→ Exercise description
Return all the data below as it stands, minus the pictures.

Stored data:
──────────

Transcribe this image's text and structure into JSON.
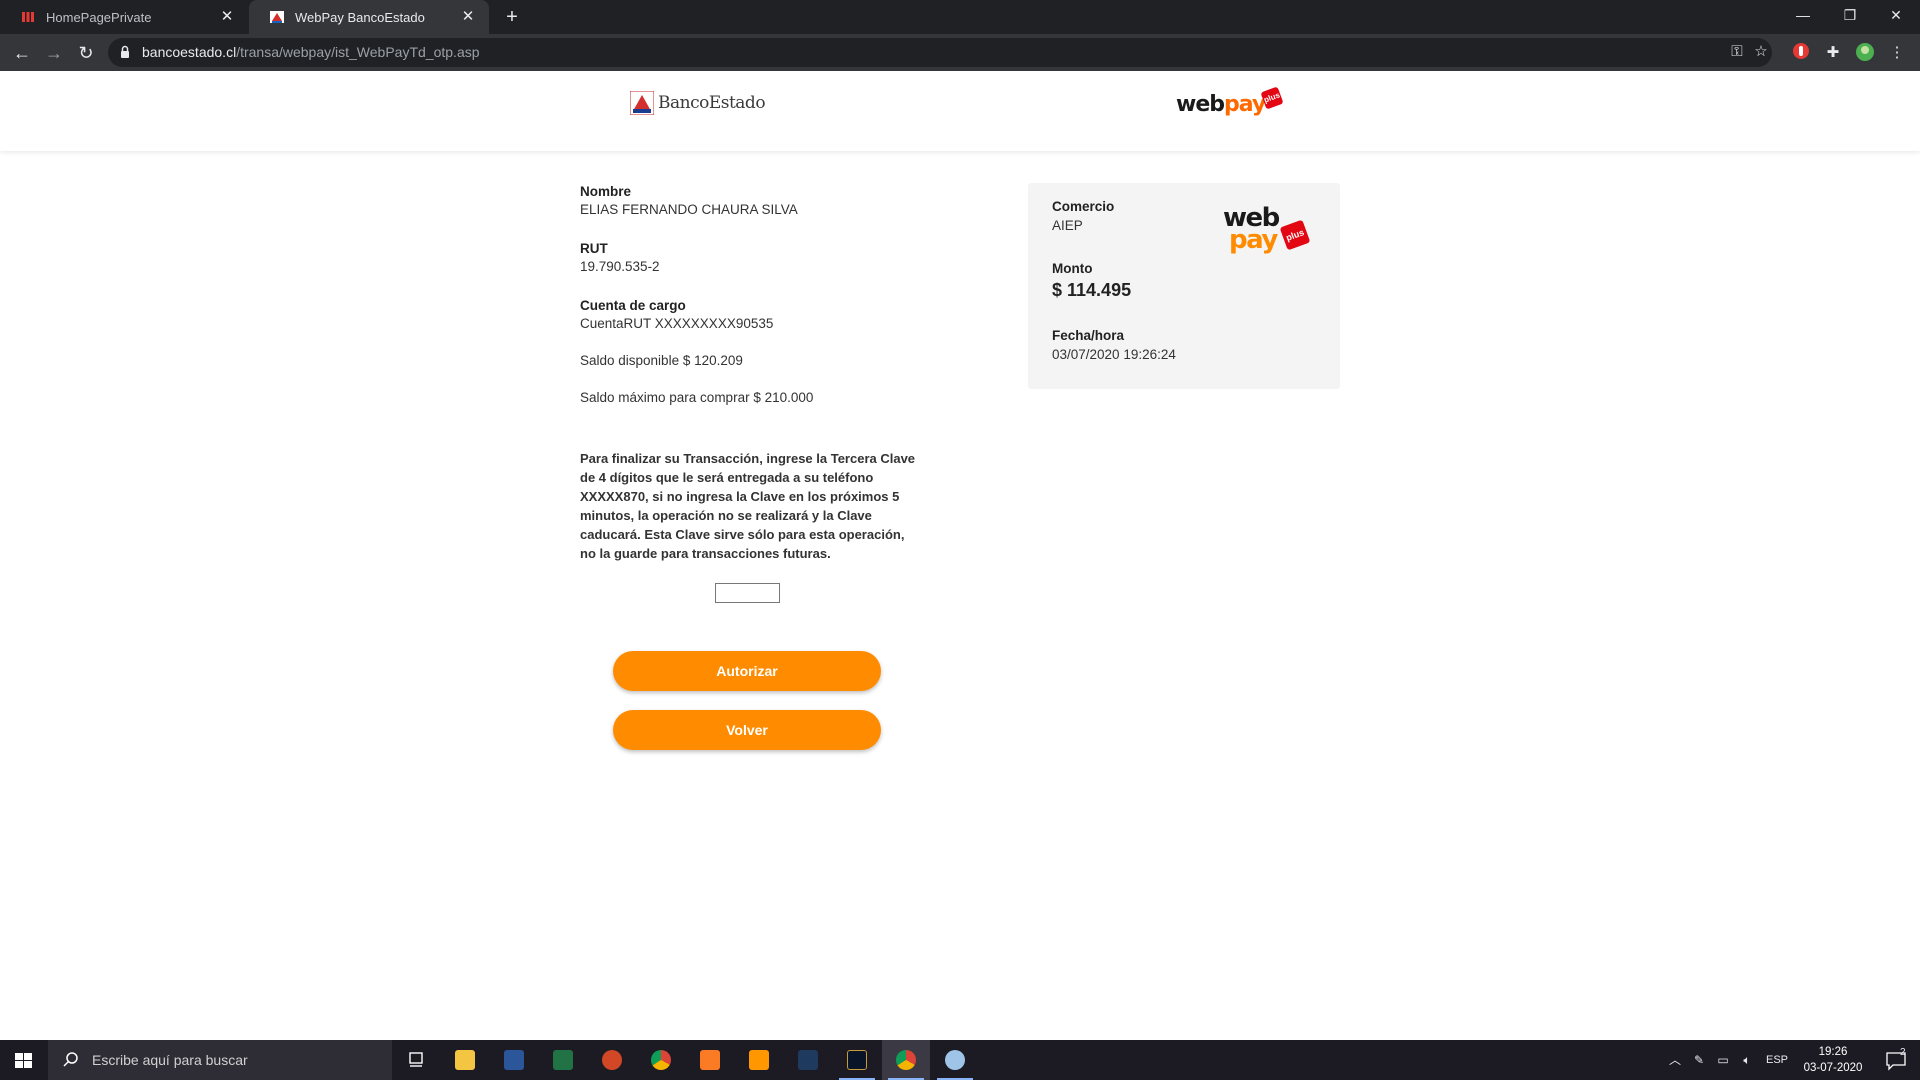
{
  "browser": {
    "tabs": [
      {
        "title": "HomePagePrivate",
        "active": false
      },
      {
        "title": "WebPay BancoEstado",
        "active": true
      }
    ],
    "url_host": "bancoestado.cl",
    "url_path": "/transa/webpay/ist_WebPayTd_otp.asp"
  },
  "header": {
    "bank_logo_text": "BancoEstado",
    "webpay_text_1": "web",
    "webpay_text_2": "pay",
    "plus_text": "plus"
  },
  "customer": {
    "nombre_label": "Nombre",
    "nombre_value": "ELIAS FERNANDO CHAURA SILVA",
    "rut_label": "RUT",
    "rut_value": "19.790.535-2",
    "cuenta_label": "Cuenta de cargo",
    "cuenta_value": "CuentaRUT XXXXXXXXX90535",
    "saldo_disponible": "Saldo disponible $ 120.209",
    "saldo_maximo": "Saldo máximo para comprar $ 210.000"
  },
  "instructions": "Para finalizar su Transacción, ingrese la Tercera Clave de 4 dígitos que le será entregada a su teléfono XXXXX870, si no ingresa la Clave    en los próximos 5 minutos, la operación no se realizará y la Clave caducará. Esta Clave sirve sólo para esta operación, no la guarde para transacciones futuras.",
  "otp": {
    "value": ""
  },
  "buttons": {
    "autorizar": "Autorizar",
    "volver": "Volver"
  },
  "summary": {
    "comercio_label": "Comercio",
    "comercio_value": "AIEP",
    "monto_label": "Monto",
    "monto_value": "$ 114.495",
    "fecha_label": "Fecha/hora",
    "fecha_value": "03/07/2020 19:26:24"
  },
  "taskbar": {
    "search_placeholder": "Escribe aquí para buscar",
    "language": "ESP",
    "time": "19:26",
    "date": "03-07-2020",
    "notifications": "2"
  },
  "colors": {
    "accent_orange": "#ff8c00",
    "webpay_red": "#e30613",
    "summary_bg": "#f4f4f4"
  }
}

──────────

→ Task answer
Transcribe this image's text and structure into JSON.
{
  "browser": {
    "tabs": [
      {
        "title": "HomePagePrivate",
        "active": false
      },
      {
        "title": "WebPay BancoEstado",
        "active": true
      }
    ],
    "url_host": "bancoestado.cl",
    "url_path": "/transa/webpay/ist_WebPayTd_otp.asp"
  },
  "header": {
    "bank_logo_text": "BancoEstado",
    "webpay_text_1": "web",
    "webpay_text_2": "pay",
    "plus_text": "plus"
  },
  "customer": {
    "nombre_label": "Nombre",
    "nombre_value": "ELIAS FERNANDO CHAURA SILVA",
    "rut_label": "RUT",
    "rut_value": "19.790.535-2",
    "cuenta_label": "Cuenta de cargo",
    "cuenta_value": "CuentaRUT XXXXXXXXX90535",
    "saldo_disponible": "Saldo disponible $ 120.209",
    "saldo_maximo": "Saldo máximo para comprar $ 210.000"
  },
  "instructions": "Para finalizar su Transacción, ingrese la Tercera Clave de 4 dígitos que le será entregada a su teléfono XXXXX870, si no ingresa la Clave    en los próximos 5 minutos, la operación no se realizará y la Clave caducará. Esta Clave sirve sólo para esta operación, no la guarde para transacciones futuras.",
  "otp": {
    "value": ""
  },
  "buttons": {
    "autorizar": "Autorizar",
    "volver": "Volver"
  },
  "summary": {
    "comercio_label": "Comercio",
    "comercio_value": "AIEP",
    "monto_label": "Monto",
    "monto_value": "$ 114.495",
    "fecha_label": "Fecha/hora",
    "fecha_value": "03/07/2020 19:26:24"
  },
  "taskbar": {
    "search_placeholder": "Escribe aquí para buscar",
    "language": "ESP",
    "time": "19:26",
    "date": "03-07-2020",
    "notifications": "2"
  },
  "colors": {
    "accent_orange": "#ff8c00",
    "webpay_red": "#e30613",
    "summary_bg": "#f4f4f4"
  }
}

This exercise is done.